> **Written task 1**:
Answer these questions about the Unicode and codecvt post, one per line, marked (a), (b) and (c):
(a) Which proposal does the reply suggest taking a look at?
(b) What are the codecs in the Unicode library said to be based around?
(c) According to the reply, what should std::codecvt<char, char, mbstate_t> be?
> **Written task 2**: Pick up the Unicode and codecvt post right after its final sentence and keep writing it in the same voice.

> **Source document**:
══════════

Boost logo

Boost :

Subject: Re: [boost] Unicode and codecvt facets
From: Artyom (artyomtnk_at_[hidden])
Date: 2010-07-05 12:27:46


>
> As some may know, I am working on a Unicode library that I plan to submit to
>Boost fairly soon.
>

Take a look on Boost.Locale proposal.

> The codecs in that library are based around iterators and ranges, but since
>there was some demand for support
> for codecvt facets I am working on adapting those into that form as well.
>
> Unfortunately, it seems it is only possible to subclass std::codecvt<char,
>char, mbstate_t> and
> std::codecvt<wchar_t, char, mbstate_t>.

Yes, these are actually the only specialized classes. More then that
std::codecvt<char, char, mbstate_t>
should be - "noconvert" facet.

> I personally don't know and understand that much about iostreams/locales, but
>I have looked quickly at
> libstdc++'s implementation and it doesn't seem like it is possible for
>std::locale to contain any other instance
> of codecvt.

══════════

> **Information shown**:
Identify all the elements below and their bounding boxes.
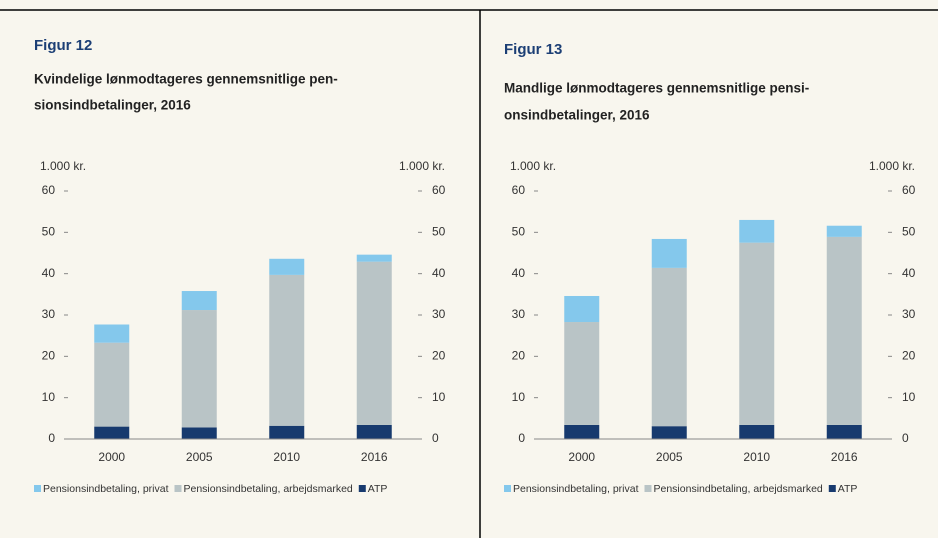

══════════

> **Expected answer 1**:
(a) The Boost.Locale proposal.
(b) Iterators and ranges.
(c) A "noconvert" facet.

> **Expected answer 2**:
You can derive from these two classes in re-implement them (like I did in
Boost.Locale).

Also I strongly recommend to take a look on locale and iostreams in standard
library if you are working with Unicode for C++.

>
> What I wonder is if there is really a point to facets, then.
> std::codecvt<wchar_t, char, mbstate_t> means that the in-memory charset would
>be UTF-16 or UTF-32 (depending on the size of wchar_t) while the file would be
>UTF-8.

Not exactly narrow encoding may be any 8-bit encoding, even something like
Latin1 or Shift-JIS (and UTF-8 as well).

> The problem is that wchar_t is platform-dependent and not really reliable, so
>it's not really something I'd recommend to use as the in-memory representation
>to deal with Unicode.

Welcome to broken Unicode world of C++. Yes. wchar_t is platform dependent, if
you want to use it you should

support both of these encodings UTF-16 and UTF-32 (technically it may be even 8
bits wide, but there is no
such implementations).

C++0x provides char16_t and char32_t to fix this standard's bug.

>
> Why do people even use utf8_codecvt_facet anyway? What's wrong with dealing
>with UTF-8 rather than
> maybe UTF-16 or UTF-32?
>

Ask Windows developers, they use wide strings because it is the only way to work
correctly with their OS.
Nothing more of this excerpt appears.